▶ OBJECTIVE
In the entries, find all lines that hold the word "color" and copy them.

Recorded data
((

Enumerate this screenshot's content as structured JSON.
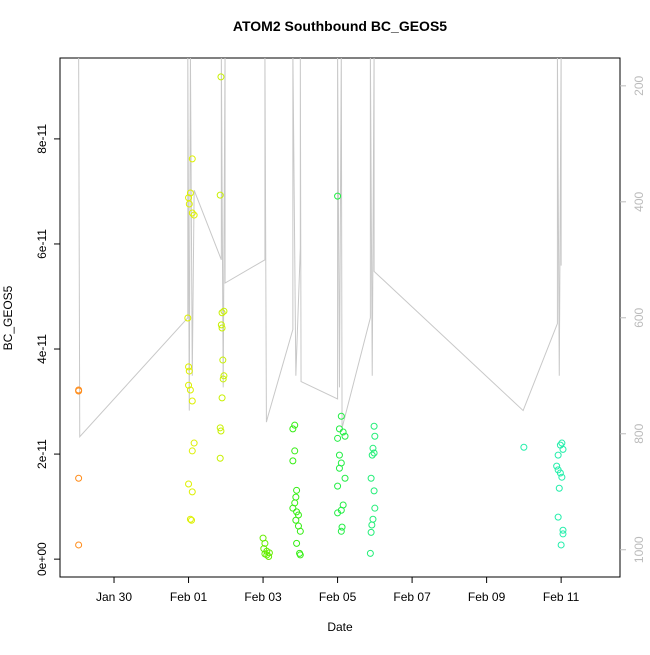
{
  "chart_data": {
    "type": "scatter",
    "title": "ATOM2 Southbound BC_GEOS5",
    "xlabel": "Date",
    "ylabel": "BC_GEOS5",
    "xlim": [
      28.55,
      43.58
    ],
    "xticks": [
      {
        "value": 30,
        "label": "Jan 30"
      },
      {
        "value": 32,
        "label": "Feb 01"
      },
      {
        "value": 34,
        "label": "Feb 03"
      },
      {
        "value": 36,
        "label": "Feb 05"
      },
      {
        "value": 38,
        "label": "Feb 07"
      },
      {
        "value": 40,
        "label": "Feb 09"
      },
      {
        "value": 42,
        "label": "Feb 11"
      }
    ],
    "ylim": [
      -3.4e-12,
      9.54e-11
    ],
    "yticks": [
      {
        "value": 0,
        "label": "0e+00"
      },
      {
        "value": 2e-11,
        "label": "2e-11"
      },
      {
        "value": 4e-11,
        "label": "4e-11"
      },
      {
        "value": 6e-11,
        "label": "6e-11"
      },
      {
        "value": 8e-11,
        "label": "8e-11"
      }
    ],
    "y2lim": [
      1047,
      152
    ],
    "y2ticks": [
      200,
      400,
      600,
      800,
      1000
    ],
    "series": [
      {
        "color": "#ff8c1a",
        "x": [
          29.05,
          29.05,
          29.05,
          29.05
        ],
        "values": [
          3.2e-11,
          3.22e-11,
          1.54e-11,
          2.7e-12
        ]
      },
      {
        "color": "#ddf000",
        "x": [
          32.1,
          32.05,
          32.0,
          32.02,
          32.1,
          32.15,
          31.98,
          32.0,
          32.02,
          32.0,
          32.05,
          32.1,
          32.15,
          32.1,
          32.0,
          32.1,
          32.05,
          32.08
        ],
        "values": [
          7.62e-11,
          6.97e-11,
          6.88e-11,
          6.76e-11,
          6.59e-11,
          6.55e-11,
          4.59e-11,
          3.66e-11,
          3.58e-11,
          3.31e-11,
          3.22e-11,
          3.01e-11,
          2.21e-11,
          2.06e-11,
          1.43e-11,
          1.28e-11,
          7.6e-12,
          7.4e-12
        ]
      },
      {
        "color": "#c8f000",
        "x": [
          32.87,
          32.85,
          32.95,
          32.9,
          32.88,
          32.9,
          32.92,
          32.95,
          32.93,
          32.9,
          32.85,
          32.87,
          32.85
        ],
        "values": [
          9.18e-11,
          6.93e-11,
          4.72e-11,
          4.69e-11,
          4.46e-11,
          4.4e-11,
          3.79e-11,
          3.49e-11,
          3.43e-11,
          3.07e-11,
          2.5e-11,
          2.44e-11,
          1.92e-11
        ]
      },
      {
        "color": "#66ee00",
        "x": [
          34.0,
          34.05,
          34.02,
          34.1,
          34.05,
          34.15,
          34.1,
          34.17
        ],
        "values": [
          4e-12,
          3e-12,
          2e-12,
          1.5e-12,
          1e-12,
          5e-13,
          8e-13,
          1.2e-12
        ]
      },
      {
        "color": "#33ee11",
        "x": [
          34.85,
          34.8,
          34.85,
          34.8,
          34.9,
          34.88,
          34.85,
          34.8,
          34.9,
          34.95,
          34.88,
          34.95,
          35.0,
          34.9,
          34.98,
          35.0
        ],
        "values": [
          2.55e-11,
          2.48e-11,
          2.06e-11,
          1.87e-11,
          1.31e-11,
          1.18e-11,
          1.07e-11,
          9.7e-12,
          9e-12,
          8.4e-12,
          7.4e-12,
          6.3e-12,
          5.3e-12,
          3e-12,
          1.1e-12,
          8e-13
        ]
      },
      {
        "color": "#22ee44",
        "x": [
          36.0,
          36.1,
          36.05,
          36.15,
          36.2,
          36.0,
          36.05,
          36.1,
          36.05,
          36.2,
          36.0,
          36.15,
          36.1,
          36.0,
          36.12,
          36.1
        ],
        "values": [
          6.91e-11,
          2.72e-11,
          2.48e-11,
          2.42e-11,
          2.34e-11,
          2.3e-11,
          1.98e-11,
          1.83e-11,
          1.73e-11,
          1.54e-11,
          1.39e-11,
          1.03e-11,
          9.3e-12,
          8.8e-12,
          6.1e-12,
          5.3e-12
        ]
      },
      {
        "color": "#22ee77",
        "x": [
          36.98,
          37.0,
          36.95,
          36.98,
          36.93,
          36.9,
          36.98,
          37.0,
          36.95,
          36.92,
          36.9,
          36.88
        ],
        "values": [
          2.53e-11,
          2.34e-11,
          2.11e-11,
          2.02e-11,
          1.98e-11,
          1.54e-11,
          1.3e-11,
          9.7e-12,
          7.6e-12,
          6.5e-12,
          5.1e-12,
          1.1e-12
        ]
      },
      {
        "color": "#22eeaa",
        "x": [
          41.0,
          42.02,
          41.98,
          42.05,
          41.92,
          41.88,
          41.92,
          41.98,
          42.02,
          41.95,
          41.92,
          42.05,
          42.05,
          42.0
        ],
        "values": [
          2.13e-11,
          2.21e-11,
          2.17e-11,
          2.09e-11,
          1.98e-11,
          1.77e-11,
          1.7e-11,
          1.64e-11,
          1.56e-11,
          1.35e-11,
          8e-12,
          4.8e-12,
          5.5e-12,
          2.7e-12
        ]
      },
      {
        "type": "line",
        "axis": "y2",
        "color": "#c8c8c8",
        "x": [
          29.05,
          29.08,
          31.98,
          31.98,
          32.02,
          32.05,
          32.1,
          32.15,
          32.88,
          32.88,
          32.93,
          32.98,
          32.98,
          34.05,
          34.05,
          34.09,
          34.13,
          34.8,
          34.8,
          34.88,
          35.0,
          35.0,
          35.02,
          36.0,
          36.0,
          36.05,
          36.1,
          36.12,
          36.88,
          36.88,
          36.93,
          36.98,
          36.98,
          40.98,
          41.9,
          41.9,
          41.95,
          42.0,
          42.0
        ],
        "values": [
          140,
          805,
          600,
          140,
          760,
          140,
          700,
          380,
          500,
          140,
          720,
          140,
          540,
          500,
          140,
          780,
          770,
          620,
          140,
          700,
          480,
          140,
          710,
          740,
          140,
          720,
          140,
          790,
          600,
          140,
          700,
          140,
          520,
          760,
          610,
          140,
          700,
          140,
          510
        ]
      }
    ]
  }
}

))

▶ RIGHT ANSWER
        "color": "#ff8c1a",
        "color": "#ddf000",
        "color": "#c8f000",
        "color": "#66ee00",
        "color": "#33ee11",
        "color": "#22ee44",
        "color": "#22ee77",
        "color": "#22eeaa",
        "color": "#c8c8c8",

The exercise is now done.